- _Extracted text_

** BEGIN **

# Exercises due by EOD 2018.11.02

## goal

in this homework assignment we will practice various goals related to communication using web `requests` and to `merge` a `branch` using `git`

## method of delivery

as mentioned in our first lecture, the method of delivery may change from assignment to assignment. we will include this section in every assignment to provide an overview of how we expect homework results to be submitted, and to provide background notes or explanations for "new" delivery concepts or methods.

this week you will be submitting the results of your homework via an email to **BOTH** Zach (rzl5@georgetown.edu) and Carlos (chb49@georgetown.edu) titled "2018.10.19 answers", as well as commits to your `gu511_git_hw` on `github`

summary:

| exercise | deliverable | method of delivery |
|----------|-------------|--------------------|
| 1 | a `python` file `christopher_walkin.py` | attached to your submission email |
| 2 | a file `xpath_and_css.csv` | attached to your submission email |
| 3 | a file `hacker_news_selectors.csv` | attached to your submission email |
| 4 | a file `I_POST_the_gist.py` | attached to your submision email |
| 5 | a `merge` commit | `commit` is `push`ed to `github` |
| 6 | a `google` survey | fill it out online |

# exercise 1: google maps `json api`

let's use [the google maps directions `api`](https://developers.google.com/maps/documentation/directions/start) (itself one of [many, many open `api`s from google](https://developers.google.com/maps/documentation/)) to calculate the travel time from any arbitrary location to the Washington monument



## 1.1: not spending a billion dollars

before using any `api`, you should double-check the usage limits and pricing model. `google` is usually pretty friendly to small hacking projects, so we should be okay -- but let's make sure.

head over to [the directions `api` usage limits documentation](https://developers.google.com/maps/documentation/directions/usage-limits) and determine how `google` charges users for `api` calls. try and answer the following questions:

1. is any amount of access free? or does it all cost some amount of money?
1. who is charged, the user or someone else?
1. how does `google` know who to charge?


**actually think about it!**

thought about it? here are the answers:

1. `google` charges users 0.005 USD per each `api` call
1. I have created an account and am using the 300 USD promotional credit that comes with it -- this means we collectively have 60,000 calls left before I start paying. please don't do this homework question 1000s of times.

** END **

- _Collected material_
** BEGIN **

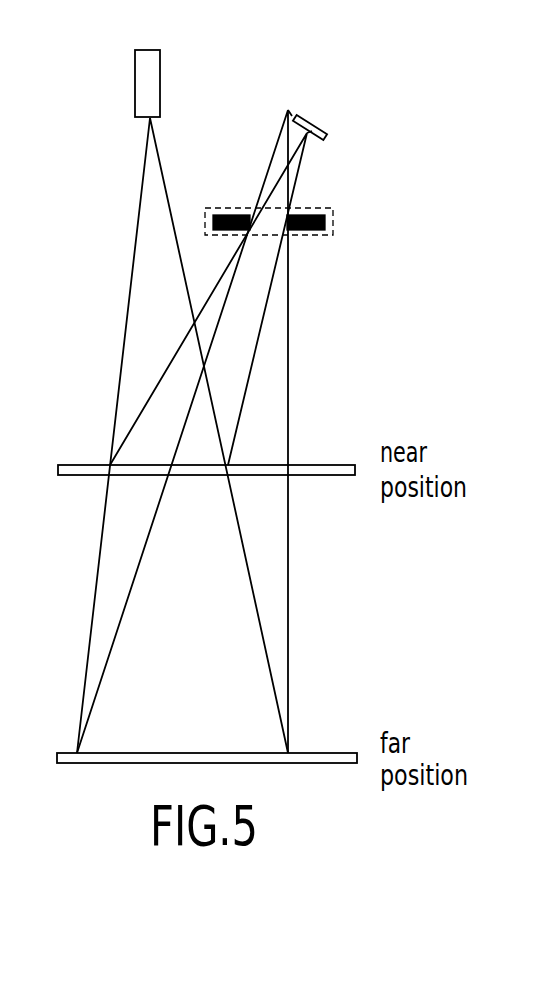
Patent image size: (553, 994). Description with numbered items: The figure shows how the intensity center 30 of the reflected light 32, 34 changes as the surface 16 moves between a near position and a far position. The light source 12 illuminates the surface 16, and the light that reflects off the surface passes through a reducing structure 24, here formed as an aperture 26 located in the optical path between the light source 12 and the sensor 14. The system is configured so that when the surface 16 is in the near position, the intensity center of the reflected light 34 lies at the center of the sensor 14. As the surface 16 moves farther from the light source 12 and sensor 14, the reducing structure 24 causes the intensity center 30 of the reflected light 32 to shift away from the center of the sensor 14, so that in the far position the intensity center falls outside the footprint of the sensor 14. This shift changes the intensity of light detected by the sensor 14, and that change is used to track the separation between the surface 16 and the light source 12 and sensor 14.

** END **

- _Written exercise 1_
In the homework assignment on web requests and git, how much does google charge users for each api call?
- _Written exercise 2_
Please carry the homework assignment on web requests and git forward from its last sentence.
You can complete this without the lines.

- _Final answer 1_
0.005 USD per api call.

- _Final answer 2_
1. `google` associates requests to an individual's `google` account by using an **api key** -- a unique string



## 1.2: getting an `api` key

many applications require users to create `api` keys as a way of authenticating requests. this serves several purposes:

1. security: if you notice malicious actors, you have a way of shutting them down immediately
2. audit: you have a record of exactly who made every request, which is useful for retrospective analysis of usage, malicious action, etc.
3. throttling and resource management: you can identify major consumers of your resource and quantify how much they are taxing your resources
4. the big one: **billing**. in this instance, the key tells `google` who to charge

let's head to the [google api key page](https://developers.google.com/maps/documentation/directions/get-api-key) (**don't** press any buttons yet, folks) and read up a bit on it. if you wanted to use the api, you'd need to *activate* it for your account and get an *api key* from `google`.

in the email announcing this assignment, I sent you my `api` key. I considered posting it as a `gist` but decided against it in order to keep it at least semi-private. *this is a password!!* -- it really shouldn't be shared, let alone public. this is a violation of a best practice to save you all a few bucks!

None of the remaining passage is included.